## SET PROBLEM
Show each line that has the string "from" in it.

## RECORD LIST
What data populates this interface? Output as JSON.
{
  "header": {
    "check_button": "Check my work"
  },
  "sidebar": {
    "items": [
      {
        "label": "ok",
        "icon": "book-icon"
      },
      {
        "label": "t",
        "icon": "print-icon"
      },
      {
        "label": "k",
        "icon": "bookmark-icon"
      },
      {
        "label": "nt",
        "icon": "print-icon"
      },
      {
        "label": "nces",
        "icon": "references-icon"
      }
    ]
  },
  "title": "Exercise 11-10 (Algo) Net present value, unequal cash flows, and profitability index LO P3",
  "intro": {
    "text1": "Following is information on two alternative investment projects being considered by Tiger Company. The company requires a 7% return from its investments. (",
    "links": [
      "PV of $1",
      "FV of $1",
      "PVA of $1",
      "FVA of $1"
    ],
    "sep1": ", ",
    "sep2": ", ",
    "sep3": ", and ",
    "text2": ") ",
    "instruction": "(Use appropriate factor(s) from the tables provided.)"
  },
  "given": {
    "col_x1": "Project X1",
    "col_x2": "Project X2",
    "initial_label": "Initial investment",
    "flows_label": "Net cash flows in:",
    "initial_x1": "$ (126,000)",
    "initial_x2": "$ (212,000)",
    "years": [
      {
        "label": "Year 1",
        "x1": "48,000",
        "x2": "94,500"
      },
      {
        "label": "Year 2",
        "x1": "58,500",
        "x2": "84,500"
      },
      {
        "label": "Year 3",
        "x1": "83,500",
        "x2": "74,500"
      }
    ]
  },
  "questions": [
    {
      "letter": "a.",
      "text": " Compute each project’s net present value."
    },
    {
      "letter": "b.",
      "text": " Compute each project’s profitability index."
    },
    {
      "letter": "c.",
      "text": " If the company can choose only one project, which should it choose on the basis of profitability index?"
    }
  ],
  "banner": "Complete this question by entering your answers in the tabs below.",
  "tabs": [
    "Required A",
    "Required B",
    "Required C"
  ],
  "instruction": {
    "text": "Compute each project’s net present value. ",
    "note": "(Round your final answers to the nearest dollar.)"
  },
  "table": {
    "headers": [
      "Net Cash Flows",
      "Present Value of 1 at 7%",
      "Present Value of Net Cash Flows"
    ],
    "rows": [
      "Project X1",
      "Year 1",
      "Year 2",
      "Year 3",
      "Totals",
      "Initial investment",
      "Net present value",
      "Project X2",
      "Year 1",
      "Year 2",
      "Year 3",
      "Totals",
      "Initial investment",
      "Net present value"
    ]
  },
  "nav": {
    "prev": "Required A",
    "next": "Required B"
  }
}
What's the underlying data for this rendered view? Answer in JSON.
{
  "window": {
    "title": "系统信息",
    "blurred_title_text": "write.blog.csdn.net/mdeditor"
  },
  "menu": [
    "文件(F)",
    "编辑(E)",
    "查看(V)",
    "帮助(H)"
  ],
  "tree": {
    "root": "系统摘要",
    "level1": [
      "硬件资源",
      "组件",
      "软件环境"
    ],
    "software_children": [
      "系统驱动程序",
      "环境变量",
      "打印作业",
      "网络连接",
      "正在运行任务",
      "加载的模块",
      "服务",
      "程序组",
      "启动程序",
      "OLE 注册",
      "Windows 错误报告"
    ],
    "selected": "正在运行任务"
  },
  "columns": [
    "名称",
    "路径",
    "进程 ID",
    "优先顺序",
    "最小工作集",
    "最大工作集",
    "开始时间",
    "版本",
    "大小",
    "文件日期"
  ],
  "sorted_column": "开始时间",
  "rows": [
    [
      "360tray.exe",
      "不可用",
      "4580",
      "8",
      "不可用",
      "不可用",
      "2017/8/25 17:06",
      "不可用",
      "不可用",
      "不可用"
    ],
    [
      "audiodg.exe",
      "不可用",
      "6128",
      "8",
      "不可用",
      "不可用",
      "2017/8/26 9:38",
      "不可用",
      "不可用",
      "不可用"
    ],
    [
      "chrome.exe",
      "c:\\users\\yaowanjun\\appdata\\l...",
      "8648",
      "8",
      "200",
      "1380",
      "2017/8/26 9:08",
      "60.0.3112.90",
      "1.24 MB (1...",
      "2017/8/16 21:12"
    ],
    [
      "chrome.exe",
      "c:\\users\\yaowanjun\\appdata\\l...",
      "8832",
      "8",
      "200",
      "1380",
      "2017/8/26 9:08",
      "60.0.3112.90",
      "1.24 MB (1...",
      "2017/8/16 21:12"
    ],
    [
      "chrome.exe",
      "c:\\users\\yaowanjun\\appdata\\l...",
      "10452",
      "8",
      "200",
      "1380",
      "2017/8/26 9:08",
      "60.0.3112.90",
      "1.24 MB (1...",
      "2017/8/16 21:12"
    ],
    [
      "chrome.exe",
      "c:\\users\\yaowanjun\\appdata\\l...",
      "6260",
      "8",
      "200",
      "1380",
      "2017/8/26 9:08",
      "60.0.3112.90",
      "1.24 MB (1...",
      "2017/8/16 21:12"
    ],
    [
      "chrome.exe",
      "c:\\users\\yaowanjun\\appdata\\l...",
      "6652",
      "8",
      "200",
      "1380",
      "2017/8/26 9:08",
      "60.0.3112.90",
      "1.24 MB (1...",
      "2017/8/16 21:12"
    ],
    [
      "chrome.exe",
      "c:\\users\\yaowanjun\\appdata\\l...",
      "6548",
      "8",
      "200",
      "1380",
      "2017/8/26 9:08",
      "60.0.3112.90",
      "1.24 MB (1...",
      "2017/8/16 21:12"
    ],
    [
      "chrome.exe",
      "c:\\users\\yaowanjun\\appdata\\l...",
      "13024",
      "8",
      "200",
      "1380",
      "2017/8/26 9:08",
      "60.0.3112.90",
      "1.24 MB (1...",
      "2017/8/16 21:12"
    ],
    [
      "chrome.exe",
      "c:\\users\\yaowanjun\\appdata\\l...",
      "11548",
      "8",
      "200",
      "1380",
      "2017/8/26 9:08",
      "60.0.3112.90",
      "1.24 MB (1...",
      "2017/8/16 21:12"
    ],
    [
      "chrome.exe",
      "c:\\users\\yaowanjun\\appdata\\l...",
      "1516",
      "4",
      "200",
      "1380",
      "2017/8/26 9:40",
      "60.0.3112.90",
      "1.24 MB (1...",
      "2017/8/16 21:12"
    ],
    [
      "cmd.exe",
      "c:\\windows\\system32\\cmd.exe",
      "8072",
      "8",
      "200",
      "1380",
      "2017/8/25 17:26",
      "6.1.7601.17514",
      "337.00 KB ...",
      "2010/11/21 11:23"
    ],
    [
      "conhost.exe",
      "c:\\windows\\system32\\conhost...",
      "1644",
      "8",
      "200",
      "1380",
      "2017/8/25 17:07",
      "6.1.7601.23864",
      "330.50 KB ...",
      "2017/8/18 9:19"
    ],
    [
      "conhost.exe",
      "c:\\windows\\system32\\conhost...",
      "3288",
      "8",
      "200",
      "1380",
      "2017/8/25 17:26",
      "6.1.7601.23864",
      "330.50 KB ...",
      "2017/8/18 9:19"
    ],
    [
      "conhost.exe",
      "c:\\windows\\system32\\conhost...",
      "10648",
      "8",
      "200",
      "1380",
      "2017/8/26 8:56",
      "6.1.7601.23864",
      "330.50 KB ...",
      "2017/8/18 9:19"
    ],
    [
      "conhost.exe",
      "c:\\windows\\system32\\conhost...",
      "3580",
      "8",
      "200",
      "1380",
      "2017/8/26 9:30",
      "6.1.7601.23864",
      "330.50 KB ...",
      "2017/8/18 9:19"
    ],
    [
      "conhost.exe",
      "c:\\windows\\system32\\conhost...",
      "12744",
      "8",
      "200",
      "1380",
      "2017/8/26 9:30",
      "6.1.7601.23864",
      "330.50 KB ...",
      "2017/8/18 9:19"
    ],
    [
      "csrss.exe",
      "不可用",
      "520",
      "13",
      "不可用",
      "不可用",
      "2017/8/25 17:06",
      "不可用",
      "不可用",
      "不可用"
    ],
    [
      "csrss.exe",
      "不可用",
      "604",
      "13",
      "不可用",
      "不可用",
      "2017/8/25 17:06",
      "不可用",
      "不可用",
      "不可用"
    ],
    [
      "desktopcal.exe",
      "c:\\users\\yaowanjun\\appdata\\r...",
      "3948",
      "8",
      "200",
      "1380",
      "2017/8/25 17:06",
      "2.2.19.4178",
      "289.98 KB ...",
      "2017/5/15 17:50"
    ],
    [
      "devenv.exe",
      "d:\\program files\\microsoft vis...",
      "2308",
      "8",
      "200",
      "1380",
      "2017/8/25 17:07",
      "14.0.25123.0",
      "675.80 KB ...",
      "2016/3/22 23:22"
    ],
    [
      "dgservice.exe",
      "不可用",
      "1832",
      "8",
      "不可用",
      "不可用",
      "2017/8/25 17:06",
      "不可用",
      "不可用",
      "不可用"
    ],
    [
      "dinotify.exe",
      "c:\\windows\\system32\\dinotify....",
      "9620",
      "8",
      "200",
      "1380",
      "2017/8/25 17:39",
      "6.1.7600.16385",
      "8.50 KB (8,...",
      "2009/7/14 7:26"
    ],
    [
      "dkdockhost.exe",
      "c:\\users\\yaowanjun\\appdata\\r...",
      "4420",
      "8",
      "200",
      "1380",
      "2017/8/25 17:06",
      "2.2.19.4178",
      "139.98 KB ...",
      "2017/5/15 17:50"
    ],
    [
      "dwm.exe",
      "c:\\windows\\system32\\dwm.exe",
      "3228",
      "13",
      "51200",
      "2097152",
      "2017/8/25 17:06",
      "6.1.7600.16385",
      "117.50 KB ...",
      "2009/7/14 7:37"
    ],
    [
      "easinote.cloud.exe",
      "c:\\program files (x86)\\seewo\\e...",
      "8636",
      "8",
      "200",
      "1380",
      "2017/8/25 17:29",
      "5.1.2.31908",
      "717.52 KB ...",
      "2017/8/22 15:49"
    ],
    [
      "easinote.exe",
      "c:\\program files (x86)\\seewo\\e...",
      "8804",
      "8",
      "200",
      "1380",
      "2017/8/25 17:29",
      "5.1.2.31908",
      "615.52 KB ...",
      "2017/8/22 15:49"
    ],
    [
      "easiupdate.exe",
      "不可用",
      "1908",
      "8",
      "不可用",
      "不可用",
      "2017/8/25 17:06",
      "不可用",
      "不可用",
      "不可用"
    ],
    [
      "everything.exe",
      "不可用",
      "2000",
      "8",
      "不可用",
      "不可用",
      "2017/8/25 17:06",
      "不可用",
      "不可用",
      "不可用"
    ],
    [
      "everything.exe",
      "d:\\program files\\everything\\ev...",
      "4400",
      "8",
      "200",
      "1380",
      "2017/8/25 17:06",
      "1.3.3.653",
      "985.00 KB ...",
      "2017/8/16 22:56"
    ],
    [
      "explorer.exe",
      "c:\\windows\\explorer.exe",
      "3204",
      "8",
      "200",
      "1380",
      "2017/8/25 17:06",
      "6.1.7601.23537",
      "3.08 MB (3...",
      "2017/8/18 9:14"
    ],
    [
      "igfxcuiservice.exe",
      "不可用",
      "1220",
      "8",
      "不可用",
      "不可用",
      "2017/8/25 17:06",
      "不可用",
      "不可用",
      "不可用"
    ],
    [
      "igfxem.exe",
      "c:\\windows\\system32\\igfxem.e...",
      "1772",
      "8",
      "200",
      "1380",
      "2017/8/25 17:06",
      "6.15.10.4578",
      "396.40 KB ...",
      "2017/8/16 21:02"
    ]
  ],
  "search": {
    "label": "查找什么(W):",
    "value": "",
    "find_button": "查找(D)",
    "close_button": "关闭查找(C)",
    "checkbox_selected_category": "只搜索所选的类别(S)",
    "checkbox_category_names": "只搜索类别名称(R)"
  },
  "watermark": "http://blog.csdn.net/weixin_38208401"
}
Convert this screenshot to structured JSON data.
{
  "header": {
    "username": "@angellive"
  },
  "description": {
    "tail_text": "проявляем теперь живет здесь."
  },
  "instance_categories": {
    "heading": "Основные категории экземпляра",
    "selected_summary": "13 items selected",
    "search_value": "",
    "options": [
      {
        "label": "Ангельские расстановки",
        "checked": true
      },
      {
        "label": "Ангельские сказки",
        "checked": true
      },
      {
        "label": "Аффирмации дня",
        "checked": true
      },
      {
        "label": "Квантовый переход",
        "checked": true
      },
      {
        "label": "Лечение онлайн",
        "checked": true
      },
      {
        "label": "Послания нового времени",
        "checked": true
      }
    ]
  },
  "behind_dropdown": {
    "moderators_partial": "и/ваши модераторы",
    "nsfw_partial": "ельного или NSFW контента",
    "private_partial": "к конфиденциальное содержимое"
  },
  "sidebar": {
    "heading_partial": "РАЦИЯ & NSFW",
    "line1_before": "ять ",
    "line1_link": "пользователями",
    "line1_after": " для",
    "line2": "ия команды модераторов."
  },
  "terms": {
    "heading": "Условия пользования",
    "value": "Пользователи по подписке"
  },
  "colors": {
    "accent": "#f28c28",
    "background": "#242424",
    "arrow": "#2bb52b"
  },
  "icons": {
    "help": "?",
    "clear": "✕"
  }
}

## TASK RESULT
    "text1": "Following is information on two alternative investment projects being considered by Tiger Company. The company requires a 7% return from its investments. (",
    "instruction": "(Use appropriate factor(s) from the tables provided.)"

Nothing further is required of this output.